TO BE DONE: Find each line with the word "profile" and say how many there are, nothing else.

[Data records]
---------------

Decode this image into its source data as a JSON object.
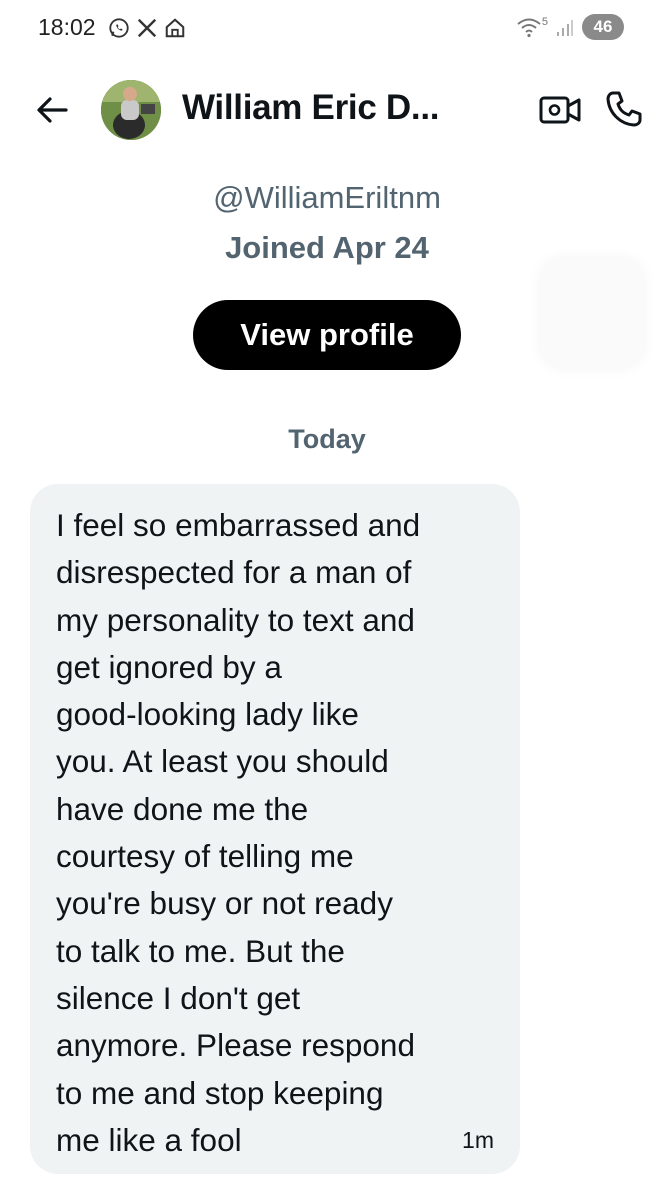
{
  "status_bar": {
    "time": "18:02",
    "battery": "46",
    "signal_badge": "5",
    "icons": [
      "whatsapp-icon",
      "x-logo-icon",
      "home-app-icon",
      "wifi-icon",
      "signal-icon",
      "battery-icon"
    ]
  },
  "header": {
    "title": "William Eric D...",
    "icons": [
      "back-arrow-icon",
      "video-call-icon",
      "phone-icon"
    ]
  },
  "profile": {
    "handle": "@WilliamEriltnm",
    "joined": "Joined Apr 24",
    "view_profile_label": "View profile"
  },
  "conversation": {
    "date_label": "Today",
    "messages": [
      {
        "text": "I feel so embarrassed and\ndisrespected for a man of\nmy personality to text and\nget ignored by a\ngood-looking lady like\nyou. At least you should\nhave done me the\ncourtesy of telling me\nyou're busy or not ready\nto talk to me. But the\nsilence I don't get\nanymore. Please respond\nto me and stop keeping\nme like a fool",
        "time": "1m"
      }
    ]
  },
  "colors": {
    "bubble_bg": "#eff3f4",
    "secondary_text": "#536471",
    "primary_text": "#0f1419",
    "button_bg": "#000000"
  }
}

---------------

OUTPUT OF THE TASK: 2